* start SUPPLIED DATA *
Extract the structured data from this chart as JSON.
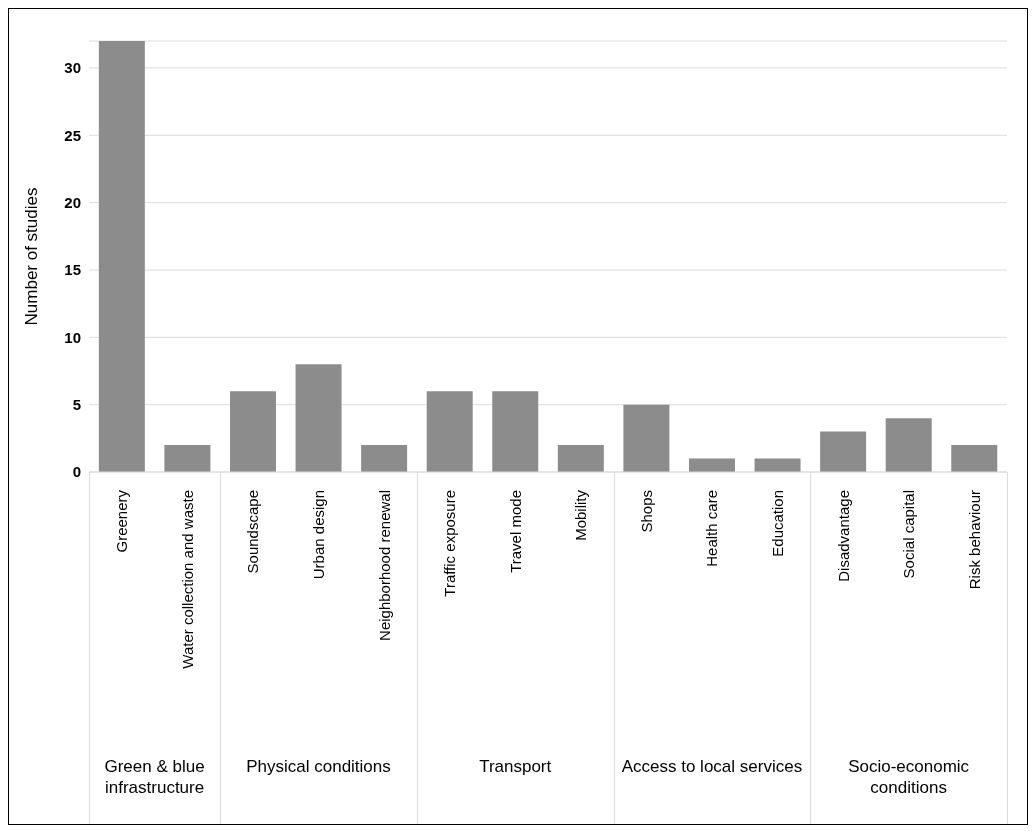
{
  "chart_data": {
    "type": "bar",
    "ylabel": "Number of studies",
    "categories": [
      "Greenery",
      "Water collection and waste",
      "Soundscape",
      "Urban design",
      "Neighborhood renewal",
      "Traffic exposure",
      "Travel mode",
      "Mobility",
      "Shops",
      "Health care",
      "Education",
      "Disadvantage",
      "Social capital",
      "Risk behaviour"
    ],
    "values": [
      32,
      2,
      6,
      8,
      2,
      6,
      6,
      2,
      5,
      1,
      1,
      3,
      4,
      2
    ],
    "color": "#8c8c8c",
    "ylim": [
      0,
      32
    ],
    "yticks": [
      0,
      5,
      10,
      15,
      20,
      25,
      30
    ],
    "grid": "y",
    "legend": false,
    "annotations": [
      "Green & blue infrastructure",
      "Physical conditions",
      "Transport",
      "Access to local services",
      "Socio-economic conditions"
    ]
  }
}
* end SUPPLIED DATA *
### EXERCISE
Using the records given above, list every line that includes the word "conditions".

### EXERCISE SOLUTION
      "Physical conditions",
      "Socio-economic conditions"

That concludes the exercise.